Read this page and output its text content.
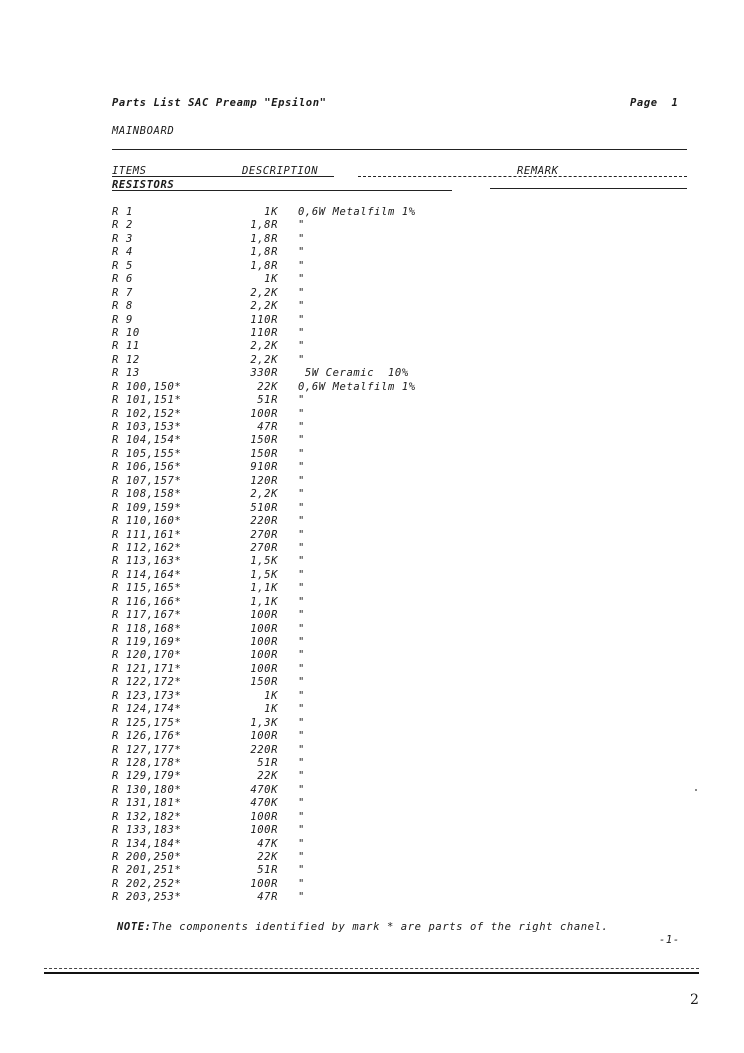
Parts List SAC Preamp "Epsilon"	Page  1
MAINBOARD
ITEMS	DESCRIPTION	REMARK
RESISTORS
R 1	1K 0,6W Metalfilm 1%
R 2	1,8R "
R 3	1,8R "
R 4	1,8R "
R 5	1,8R "
R 6	1K "
R 7	2,2K "
R 8	2,2K "
R 9	110R "
R 10	110R "
R 11	2,2K "
R 12	2,2K "
R 13	330R 5W Ceramic  10%
R 100,150*	22K 0,6W Metalfilm 1%
R 101,151*	51R "
R 102,152*	100R "
R 103,153*	47R "
R 104,154*	150R "
R 105,155*	150R "
R 106,156*	910R "
R 107,157*	120R "
R 108,158*	2,2K "
R 109,159*	510R "
R 110,160*	220R "
R 111,161*	270R "
R 112,162*	270R "
R 113,163*	1,5K "
R 114,164*	1,5K "
R 115,165*	1,1K "
R 116,166*	1,1K "
R 117,167*	100R "
R 118,168*	100R "
R 119,169*	100R "
R 120,170*	100R "
R 121,171*	100R "
R 122,172*	150R "
R 123,173*	1K "
R 124,174*	1K "
R 125,175*	1,3K "
R 126,176*	100R "
R 127,177*	220R "
R 128,178*	51R "
R 129,179*	22K "
R 130,180*	470K "
R 131,181*	470K "
R 132,182*	100R "
R 133,183*	100R "
R 134,184*	47K "
R 200,250*	22K "
R 201,251*	51R "
R 202,252*	100R "
R 203,253*	47R "
NOTE:The components identified by mark * are parts of the right chanel.
-1-
2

#### WHAT NEEDS TO BE DONE:
Among the lines of the data, identify those with the word "Metalfilm". Copy each of them.

#### SOLUTION FOR THIS TASK:
R 1	1K 0,6W Metalfilm 1%
R 100,150*	22K 0,6W Metalfilm 1%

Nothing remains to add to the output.